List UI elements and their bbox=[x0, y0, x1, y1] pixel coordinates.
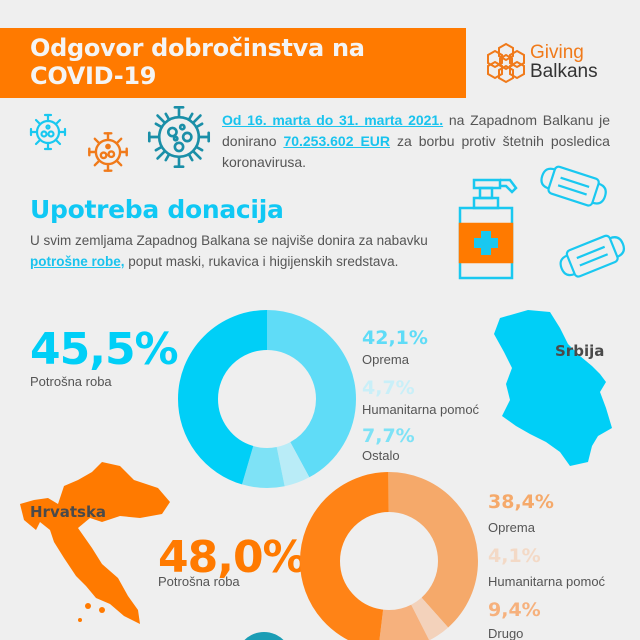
page-title: Odgovor dobročinstva na COVID-19 bbox=[30, 34, 365, 90]
next-donut-chart-partial bbox=[236, 632, 292, 640]
virus-icon bbox=[28, 112, 68, 156]
virus-icon bbox=[86, 130, 130, 178]
croatia-legend-pct: 4,1% bbox=[488, 545, 541, 567]
logo: Giving Balkans bbox=[530, 42, 598, 82]
intro-text: Od 16. marta do 31. marta 2021. na Zapad… bbox=[222, 112, 610, 170]
serbia-donut-chart bbox=[178, 310, 356, 492]
serbia-legend-pct: 4,7% bbox=[362, 377, 415, 399]
serbia-legend-label: Ostalo bbox=[362, 448, 400, 463]
face-mask-icon bbox=[556, 232, 630, 288]
section-description: U svim zemljama Zapadnog Balkana se najv… bbox=[30, 233, 428, 269]
serbia-main-label: Potrošna roba bbox=[30, 374, 112, 389]
serbia-legend-pct: 42,1% bbox=[362, 327, 428, 349]
serbia-legend-label: Humanitarna pomoć bbox=[362, 402, 480, 417]
hexagon-flower-icon bbox=[484, 40, 528, 88]
consumables-highlight: potrošne robe, bbox=[30, 254, 125, 269]
title-line-2: COVID-19 bbox=[30, 62, 157, 90]
sanitizer-bottle-icon bbox=[456, 178, 522, 284]
croatia-main-pct: 48,0% bbox=[158, 532, 307, 583]
section-title: Upotreba donacija bbox=[30, 195, 284, 224]
croatia-map bbox=[16, 458, 176, 640]
croatia-main-label: Potrošna roba bbox=[158, 574, 240, 589]
croatia-legend-label: Oprema bbox=[488, 520, 535, 535]
face-mask-icon bbox=[536, 162, 610, 218]
title-line-1: Odgovor dobročinstva na bbox=[30, 34, 365, 62]
croatia-legend-pct: 38,4% bbox=[488, 491, 554, 513]
croatia-donut-chart bbox=[300, 472, 478, 640]
serbia-map bbox=[488, 304, 616, 472]
title-banner bbox=[0, 28, 466, 98]
virus-icon bbox=[146, 104, 212, 174]
period-highlight: Od 16. marta do 31. marta 2021. bbox=[222, 112, 444, 128]
croatia-legend-pct: 9,4% bbox=[488, 599, 541, 621]
croatia-legend-label: Drugo bbox=[488, 626, 524, 640]
serbia-legend-label: Oprema bbox=[362, 352, 409, 367]
serbia-main-pct: 45,5% bbox=[30, 324, 179, 375]
croatia-legend-label: Humanitarna pomoć bbox=[488, 574, 606, 589]
croatia-country-label: Hrvatska bbox=[30, 503, 107, 521]
serbia-country-label: Srbija bbox=[555, 342, 605, 360]
serbia-legend-pct: 7,7% bbox=[362, 425, 415, 447]
amount-highlight: 70.253.602 EUR bbox=[283, 133, 391, 149]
########################################
_DIRECTIONS FOR THIS TASK_
Copy out all the data exactly. The images should not appear in the copy.

_TASK SOLUTION_
List UI elements and their bbox=[x0, y0, x1, y1] pixel coordinates.
page-title: Odgovor dobročinstva na COVID-19 bbox=[30, 34, 365, 90]
next-donut-chart-partial bbox=[236, 632, 292, 640]
virus-icon bbox=[28, 112, 68, 156]
virus-icon bbox=[86, 130, 130, 178]
croatia-legend-pct: 4,1% bbox=[488, 545, 541, 567]
logo: Giving Balkans bbox=[530, 42, 598, 82]
intro-text: Od 16. marta do 31. marta 2021. na Zapad… bbox=[222, 112, 610, 170]
serbia-donut-chart bbox=[178, 310, 356, 492]
serbia-legend-pct: 4,7% bbox=[362, 377, 415, 399]
serbia-legend-label: Ostalo bbox=[362, 448, 400, 463]
face-mask-icon bbox=[556, 232, 630, 288]
section-description: U svim zemljama Zapadnog Balkana se najv… bbox=[30, 233, 428, 269]
serbia-main-label: Potrošna roba bbox=[30, 374, 112, 389]
serbia-legend-pct: 42,1% bbox=[362, 327, 428, 349]
serbia-legend-label: Humanitarna pomoć bbox=[362, 402, 480, 417]
hexagon-flower-icon bbox=[484, 40, 528, 88]
consumables-highlight: potrošne robe, bbox=[30, 254, 125, 269]
title-line-2: COVID-19 bbox=[30, 62, 157, 90]
sanitizer-bottle-icon bbox=[456, 178, 522, 284]
croatia-main-pct: 48,0% bbox=[158, 532, 307, 583]
section-title: Upotreba donacija bbox=[30, 195, 284, 224]
croatia-map bbox=[16, 458, 176, 640]
croatia-main-label: Potrošna roba bbox=[158, 574, 240, 589]
croatia-legend-label: Oprema bbox=[488, 520, 535, 535]
face-mask-icon bbox=[536, 162, 610, 218]
title-line-1: Odgovor dobročinstva na bbox=[30, 34, 365, 62]
croatia-legend-pct: 38,4% bbox=[488, 491, 554, 513]
croatia-donut-chart bbox=[300, 472, 478, 640]
serbia-map bbox=[488, 304, 616, 472]
title-banner bbox=[0, 28, 466, 98]
virus-icon bbox=[146, 104, 212, 174]
period-highlight: Od 16. marta do 31. marta 2021. bbox=[222, 112, 444, 128]
croatia-legend-pct: 9,4% bbox=[488, 599, 541, 621]
croatia-legend-label: Drugo bbox=[488, 626, 524, 640]
serbia-legend-label: Oprema bbox=[362, 352, 409, 367]
serbia-main-pct: 45,5% bbox=[30, 324, 179, 375]
croatia-legend-label: Humanitarna pomoć bbox=[488, 574, 606, 589]
croatia-country-label: Hrvatska bbox=[30, 503, 107, 521]
serbia-country-label: Srbija bbox=[555, 342, 605, 360]
serbia-legend-pct: 7,7% bbox=[362, 425, 415, 447]
amount-highlight: 70.253.602 EUR bbox=[283, 133, 391, 149]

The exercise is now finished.